# [EXTRACTED DATA]
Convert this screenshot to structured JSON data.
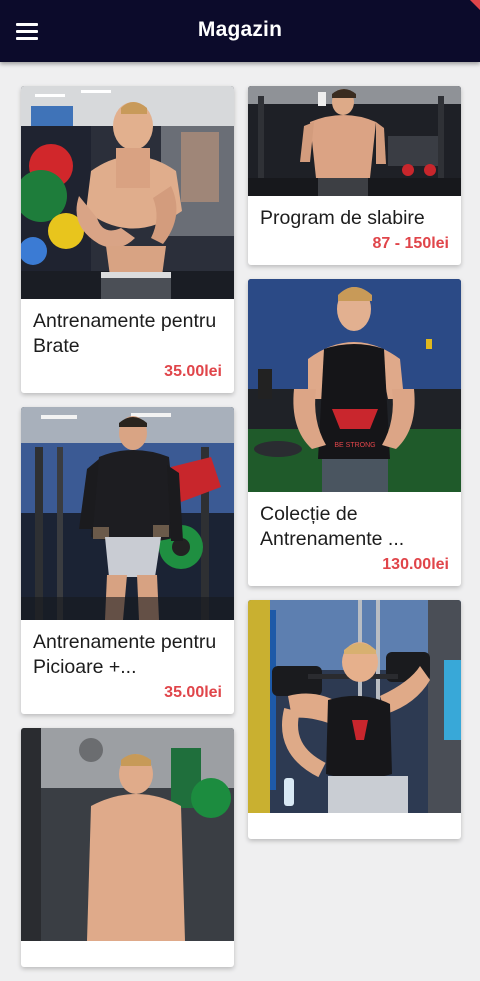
{
  "header": {
    "title": "Magazin",
    "background": "#0c0b2b",
    "menu_icon": "hamburger-menu-icon"
  },
  "accent_color": "#e0454a",
  "products": [
    {
      "title": "Antrenamente pentru Brate",
      "price": "35.00lei",
      "image": "shirtless-athlete-flexing-in-gym"
    },
    {
      "title": "Program de slabire",
      "price": "87 - 150lei",
      "image": "shirtless-athlete-front-pose-in-gym"
    },
    {
      "title": "Antrenamente pentru Picioare +...",
      "price": "35.00lei",
      "image": "athlete-in-hoodie-at-leg-press-machine"
    },
    {
      "title": "Colecție de Antrenamente ...",
      "price": "130.00lei",
      "image": "athlete-in-black-tank-top-superhero-logo"
    },
    {
      "title": "",
      "price": "",
      "image": "shirtless-athlete-side-pose-in-gym"
    },
    {
      "title": "",
      "price": "",
      "image": "athlete-pressing-dumbbells-overhead"
    }
  ]
}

# [EXERCISE OBJECTIVE]
Reproduce the material above in full, exactly, with no images.

# [COMPLETE ANSWER]
Convert this screenshot to structured JSON data.
{
  "header": {
    "title": "Magazin",
    "background": "#0c0b2b",
    "menu_icon": "hamburger-menu-icon"
  },
  "accent_color": "#e0454a",
  "products": [
    {
      "title": "Antrenamente pentru Brate",
      "price": "35.00lei",
      "image": "shirtless-athlete-flexing-in-gym"
    },
    {
      "title": "Program de slabire",
      "price": "87 - 150lei",
      "image": "shirtless-athlete-front-pose-in-gym"
    },
    {
      "title": "Antrenamente pentru Picioare +...",
      "price": "35.00lei",
      "image": "athlete-in-hoodie-at-leg-press-machine"
    },
    {
      "title": "Colecție de Antrenamente ...",
      "price": "130.00lei",
      "image": "athlete-in-black-tank-top-superhero-logo"
    },
    {
      "title": "",
      "price": "",
      "image": "shirtless-athlete-side-pose-in-gym"
    },
    {
      "title": "",
      "price": "",
      "image": "athlete-pressing-dumbbells-overhead"
    }
  ]
}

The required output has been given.